Brief:
Rewrite the material below with every "plot-frame" replaced by "plot-area", keeping all other lines and characters unchanged.

[begin Data lines]

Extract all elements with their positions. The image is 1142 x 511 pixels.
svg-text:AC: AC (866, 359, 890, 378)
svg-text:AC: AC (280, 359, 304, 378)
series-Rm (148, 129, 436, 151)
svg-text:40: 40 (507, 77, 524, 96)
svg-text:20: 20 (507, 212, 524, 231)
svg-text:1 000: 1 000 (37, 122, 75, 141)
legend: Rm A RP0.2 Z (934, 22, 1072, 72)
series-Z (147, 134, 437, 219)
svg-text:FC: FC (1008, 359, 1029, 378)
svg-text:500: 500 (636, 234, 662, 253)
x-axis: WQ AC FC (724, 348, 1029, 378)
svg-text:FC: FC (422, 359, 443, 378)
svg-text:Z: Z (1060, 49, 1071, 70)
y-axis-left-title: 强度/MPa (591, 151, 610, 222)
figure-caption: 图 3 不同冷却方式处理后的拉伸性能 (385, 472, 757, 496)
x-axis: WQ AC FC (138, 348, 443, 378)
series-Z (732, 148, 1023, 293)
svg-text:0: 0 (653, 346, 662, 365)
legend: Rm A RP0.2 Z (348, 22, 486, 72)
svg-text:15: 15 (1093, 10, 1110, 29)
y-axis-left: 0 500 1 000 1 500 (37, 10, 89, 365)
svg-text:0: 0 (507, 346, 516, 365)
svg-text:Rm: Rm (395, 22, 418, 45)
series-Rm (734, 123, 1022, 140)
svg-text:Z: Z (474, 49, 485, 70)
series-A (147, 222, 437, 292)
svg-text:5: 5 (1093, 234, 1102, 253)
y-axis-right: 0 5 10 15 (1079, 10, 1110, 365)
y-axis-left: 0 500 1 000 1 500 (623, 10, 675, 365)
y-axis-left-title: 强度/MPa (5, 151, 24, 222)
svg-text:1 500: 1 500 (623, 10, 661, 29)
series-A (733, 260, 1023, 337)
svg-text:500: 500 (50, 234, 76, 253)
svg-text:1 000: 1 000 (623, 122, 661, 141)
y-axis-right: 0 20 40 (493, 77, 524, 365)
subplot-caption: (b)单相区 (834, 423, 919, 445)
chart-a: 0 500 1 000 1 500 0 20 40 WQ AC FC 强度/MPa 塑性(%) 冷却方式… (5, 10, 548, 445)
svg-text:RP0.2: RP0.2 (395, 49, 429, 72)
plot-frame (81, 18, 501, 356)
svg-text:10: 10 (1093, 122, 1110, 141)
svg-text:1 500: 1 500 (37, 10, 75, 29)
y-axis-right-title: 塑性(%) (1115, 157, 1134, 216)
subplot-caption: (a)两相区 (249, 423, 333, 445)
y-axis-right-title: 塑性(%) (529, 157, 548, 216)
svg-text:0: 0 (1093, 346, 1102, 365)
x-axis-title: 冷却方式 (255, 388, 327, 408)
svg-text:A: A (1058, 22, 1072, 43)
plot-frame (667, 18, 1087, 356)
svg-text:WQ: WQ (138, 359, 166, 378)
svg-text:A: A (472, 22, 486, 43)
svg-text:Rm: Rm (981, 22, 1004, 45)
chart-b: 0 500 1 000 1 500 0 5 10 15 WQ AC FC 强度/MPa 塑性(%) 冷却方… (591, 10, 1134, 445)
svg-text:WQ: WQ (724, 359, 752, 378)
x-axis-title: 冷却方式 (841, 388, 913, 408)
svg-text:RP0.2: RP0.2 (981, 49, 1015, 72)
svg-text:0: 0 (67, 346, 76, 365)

[end Data lines]

Answer below:
Extract all elements with their positions. The image is 1142 x 511 pixels.
svg-text:AC: AC (866, 359, 890, 378)
svg-text:AC: AC (280, 359, 304, 378)
series-Rm (148, 129, 436, 151)
svg-text:40: 40 (507, 77, 524, 96)
svg-text:20: 20 (507, 212, 524, 231)
svg-text:1 000: 1 000 (37, 122, 75, 141)
legend: Rm A RP0.2 Z (934, 22, 1072, 72)
series-Z (147, 134, 437, 219)
svg-text:FC: FC (1008, 359, 1029, 378)
svg-text:500: 500 (636, 234, 662, 253)
x-axis: WQ AC FC (724, 348, 1029, 378)
svg-text:FC: FC (422, 359, 443, 378)
svg-text:Z: Z (1060, 49, 1071, 70)
y-axis-left-title: 强度/MPa (591, 151, 610, 222)
figure-caption: 图 3 不同冷却方式处理后的拉伸性能 (385, 472, 757, 496)
x-axis: WQ AC FC (138, 348, 443, 378)
series-Z (732, 148, 1023, 293)
svg-text:0: 0 (653, 346, 662, 365)
legend: Rm A RP0.2 Z (348, 22, 486, 72)
svg-text:15: 15 (1093, 10, 1110, 29)
y-axis-left: 0 500 1 000 1 500 (37, 10, 89, 365)
svg-text:0: 0 (507, 346, 516, 365)
svg-text:Rm: Rm (395, 22, 418, 45)
series-Rm (734, 123, 1022, 140)
svg-text:Z: Z (474, 49, 485, 70)
series-A (147, 222, 437, 292)
svg-text:5: 5 (1093, 234, 1102, 253)
y-axis-right: 0 5 10 15 (1079, 10, 1110, 365)
y-axis-left: 0 500 1 000 1 500 (623, 10, 675, 365)
y-axis-left-title: 强度/MPa (5, 151, 24, 222)
svg-text:1 500: 1 500 (623, 10, 661, 29)
series-A (733, 260, 1023, 337)
svg-text:500: 500 (50, 234, 76, 253)
svg-text:1 000: 1 000 (623, 122, 661, 141)
y-axis-right: 0 20 40 (493, 77, 524, 365)
subplot-caption: (b)单相区 (834, 423, 919, 445)
chart-a: 0 500 1 000 1 500 0 20 40 WQ AC FC 强度/MPa 塑性(%) 冷却方式… (5, 10, 548, 445)
svg-text:RP0.2: RP0.2 (395, 49, 429, 72)
plot-area (81, 18, 501, 356)
svg-text:10: 10 (1093, 122, 1110, 141)
svg-text:1 500: 1 500 (37, 10, 75, 29)
y-axis-right-title: 塑性(%) (1115, 157, 1134, 216)
subplot-caption: (a)两相区 (249, 423, 333, 445)
y-axis-right-title: 塑性(%) (529, 157, 548, 216)
svg-text:0: 0 (1093, 346, 1102, 365)
x-axis-title: 冷却方式 (255, 388, 327, 408)
svg-text:A: A (1058, 22, 1072, 43)
plot-area (667, 18, 1087, 356)
svg-text:WQ: WQ (138, 359, 166, 378)
svg-text:A: A (472, 22, 486, 43)
svg-text:Rm: Rm (981, 22, 1004, 45)
chart-b: 0 500 1 000 1 500 0 5 10 15 WQ AC FC 强度/MPa 塑性(%) 冷却方… (591, 10, 1134, 445)
svg-text:WQ: WQ (724, 359, 752, 378)
x-axis-title: 冷却方式 (841, 388, 913, 408)
svg-text:RP0.2: RP0.2 (981, 49, 1015, 72)
svg-text:0: 0 (67, 346, 76, 365)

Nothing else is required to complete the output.